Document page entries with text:
********************

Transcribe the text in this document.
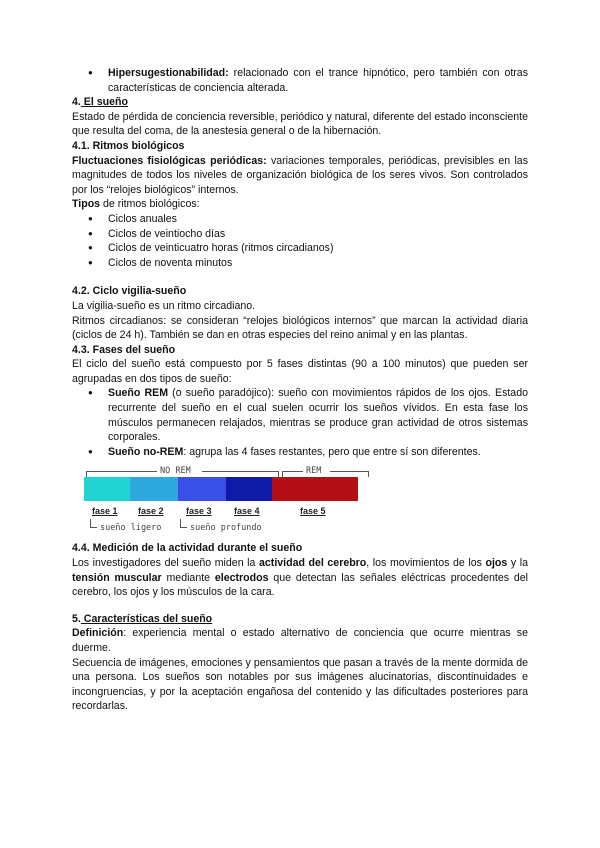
● Hipersugestionabilidad: relacionado con el trance hipnótico, pero también con otras características de conciencia alterada.

4. El sueño

Estado de pérdida de conciencia reversible, periódico y natural, diferente del estado inconsciente que resulta del coma, de la anestesia general o de la hibernación.

4.1. Ritmos biológicos

Fluctuaciones fisiológicas periódicas: variaciones temporales, periódicas, previsibles en las magnitudes de todos los niveles de organización biológica de los seres vivos. Son controlados por los “relojes biológicos” internos.

Tipos de ritmos biológicos:

● Ciclos anuales
● Ciclos de veintiocho días
● Ciclos de veinticuatro horas (ritmos circadianos)
● Ciclos de noventa minutos

4.2. Ciclo vigilia-sueño

La vigilia-sueño es un ritmo circadiano.

Ritmos circadianos: se consideran “relojes biológicos internos” que marcan la actividad diaria (ciclos de 24 h). También se dan en otras especies del reino animal y en las plantas.

4.3. Fases del sueño

El ciclo del sueño está compuesto por 5 fases distintas (90 a 100 minutos) que pueden ser agrupadas en dos tipos de sueño:

● Sueño REM (o sueño paradójico): sueño con movimientos rápidos de los ojos. Estado recurrente del sueño en el cual suelen ocurrir los sueños vívidos. En esta fase los músculos permanecen relajados, mientras se produce gran actividad de otros sistemas corporales.
● Sueño no-REM: agrupa las 4 fases restantes, pero que entre sí son diferentes.
NO REM	REM
fase 1 fase 2 fase 3 fase 4	fase 5
sueño ligero	sueño profundo

4.4. Medición de la actividad durante el sueño

Los investigadores del sueño miden la actividad del cerebro, los movimientos de los ojos y la tensión muscular mediante electrodos que detectan las señales eléctricas procedentes del cerebro, los ojos y los músculos de la cara.

5. Características del sueño

Definición: experiencia mental o estado alternativo de conciencia que ocurre mientras se duerme.

Secuencia de imágenes, emociones y pensamientos que pasan a través de la mente dormida de una persona. Los sueños son notables por sus imágenes alucinatorias, discontinuidades e incongruencias, y por la aceptación engañosa del contenido y las dificultades posteriores para recordarlas.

********************

Problem description -> Without the pictures, copy out each entry exactly as it stands.

Solved problem ->
Transcribe the text in this document.
● Hipersugestionabilidad: relacionado con el trance hipnótico, pero también con otras características de conciencia alterada.

4. El sueño

Estado de pérdida de conciencia reversible, periódico y natural, diferente del estado inconsciente que resulta del coma, de la anestesia general o de la hibernación.

4.1. Ritmos biológicos

Fluctuaciones fisiológicas periódicas: variaciones temporales, periódicas, previsibles en las magnitudes de todos los niveles de organización biológica de los seres vivos. Son controlados por los “relojes biológicos” internos.

Tipos de ritmos biológicos:

● Ciclos anuales
● Ciclos de veintiocho días
● Ciclos de veinticuatro horas (ritmos circadianos)
● Ciclos de noventa minutos

4.2. Ciclo vigilia-sueño

La vigilia-sueño es un ritmo circadiano.

Ritmos circadianos: se consideran “relojes biológicos internos” que marcan la actividad diaria (ciclos de 24 h). También se dan en otras especies del reino animal y en las plantas.

4.3. Fases del sueño

El ciclo del sueño está compuesto por 5 fases distintas (90 a 100 minutos) que pueden ser agrupadas en dos tipos de sueño:

● Sueño REM (o sueño paradójico): sueño con movimientos rápidos de los ojos. Estado recurrente del sueño en el cual suelen ocurrir los sueños vívidos. En esta fase los músculos permanecen relajados, mientras se produce gran actividad de otros sistemas corporales.
● Sueño no-REM: agrupa las 4 fases restantes, pero que entre sí son diferentes.
NO REM	REM
fase 1 fase 2 fase 3 fase 4	fase 5
sueño ligero	sueño profundo

4.4. Medición de la actividad durante el sueño

Los investigadores del sueño miden la actividad del cerebro, los movimientos de los ojos y la tensión muscular mediante electrodos que detectan las señales eléctricas procedentes del cerebro, los ojos y los músculos de la cara.

5. Características del sueño

Definición: experiencia mental o estado alternativo de conciencia que ocurre mientras se duerme.

Secuencia de imágenes, emociones y pensamientos que pasan a través de la mente dormida de una persona. Los sueños son notables por sus imágenes alucinatorias, discontinuidades e incongruencias, y por la aceptación engañosa del contenido y las dificultades posteriores para recordarlas.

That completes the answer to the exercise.